Goal of the exercise | Leaving the pictures aside, transcribe every line below exactly.

Data extracted from a collection
· · · · · · ·
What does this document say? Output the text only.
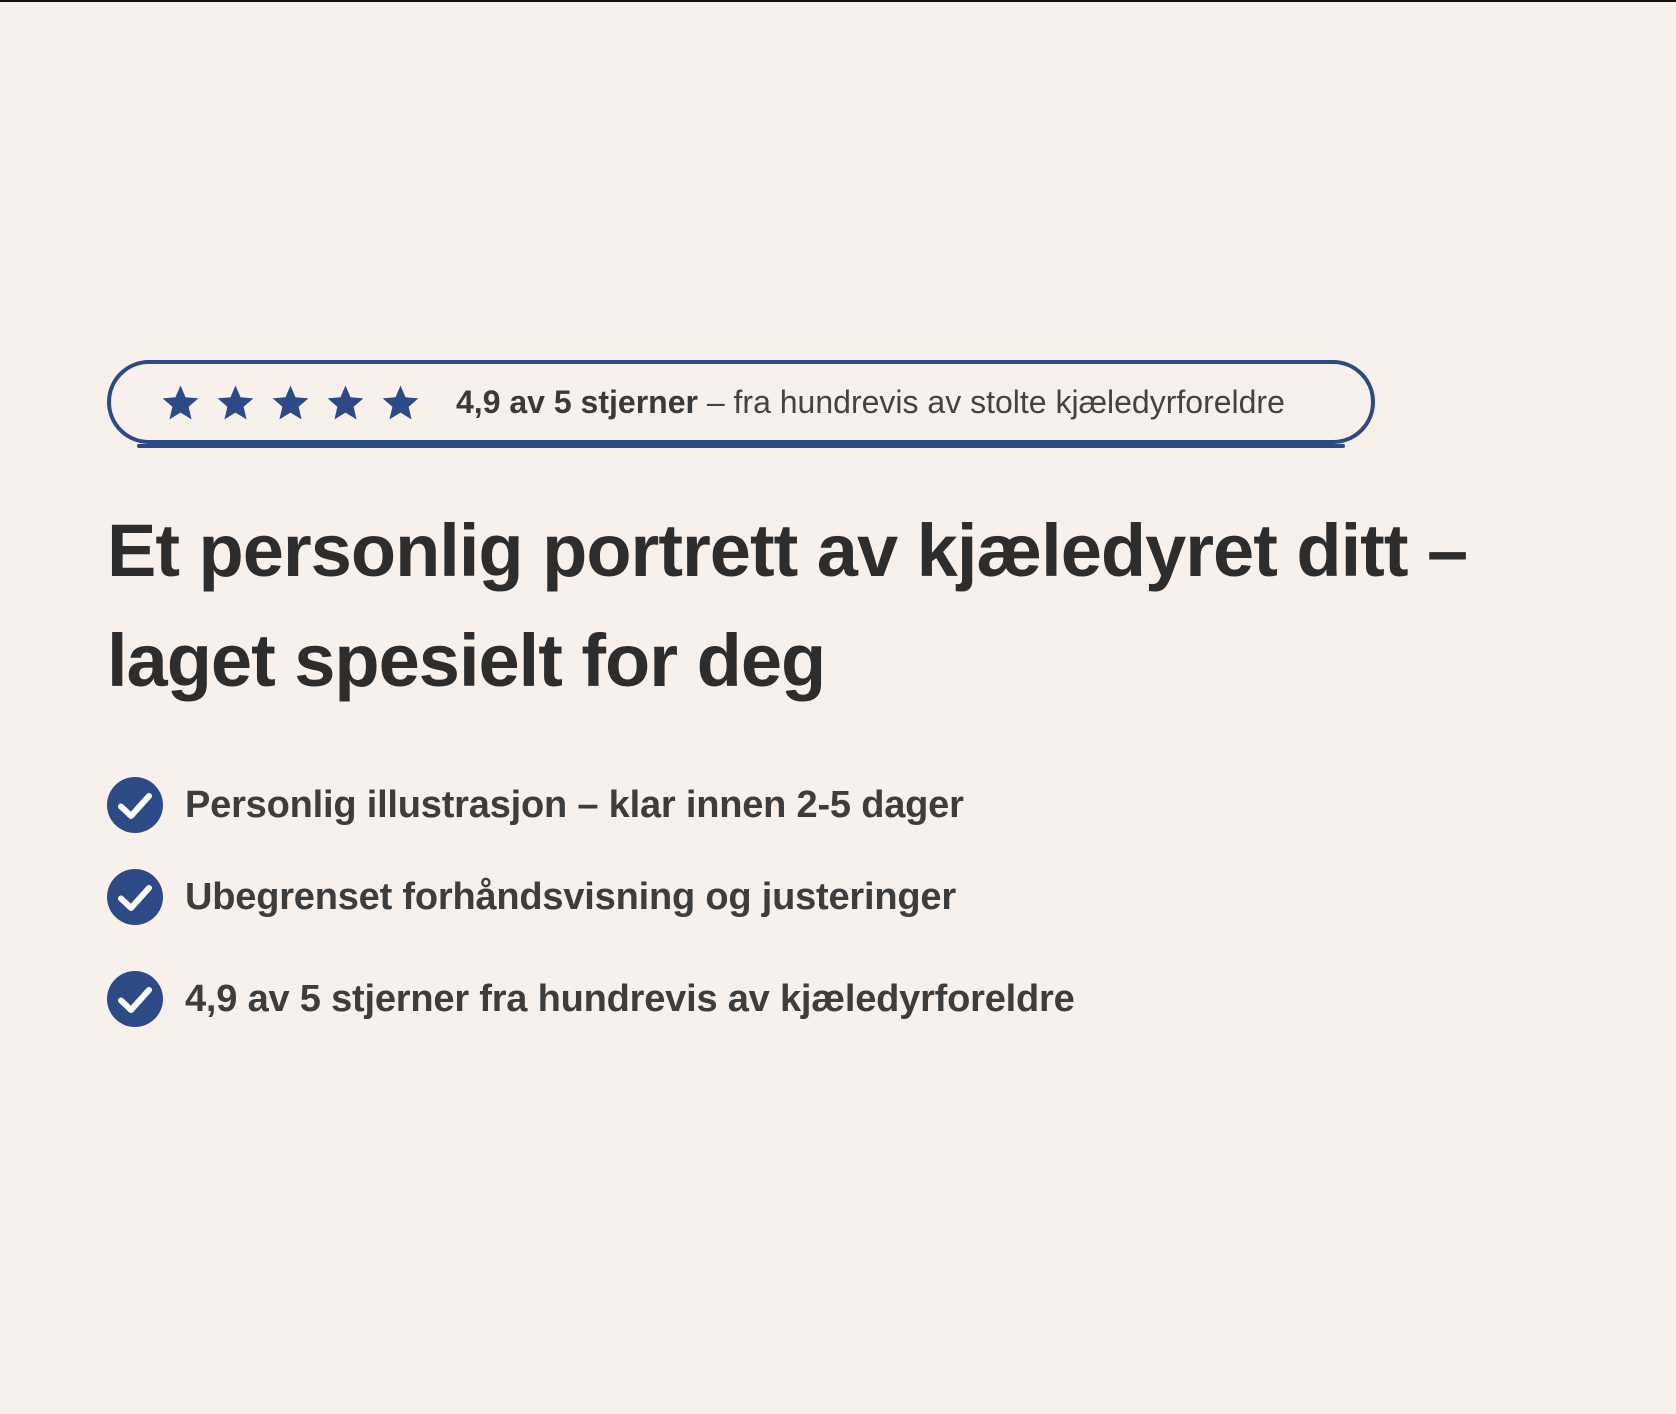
4,9 av 5 stjerner – fra hundrevis av stolte kjæledyrforeldre
Et personlig portrett av kjæledyret ditt –
laget spesielt for deg
Personlig illustrasjon – klar innen 2-5 dager
Ubegrenset forhåndsvisning og justeringer
4,9 av 5 stjerner fra hundrevis av kjæledyrforeldre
· · · · · · ·
Exercise result |
What does this document say? Output the text only.
4,9 av 5 stjerner – fra hundrevis av stolte kjæledyrforeldre
Et personlig portrett av kjæledyret ditt –
laget spesielt for deg
Personlig illustrasjon – klar innen 2-5 dager
Ubegrenset forhåndsvisning og justeringer
4,9 av 5 stjerner fra hundrevis av kjæledyrforeldre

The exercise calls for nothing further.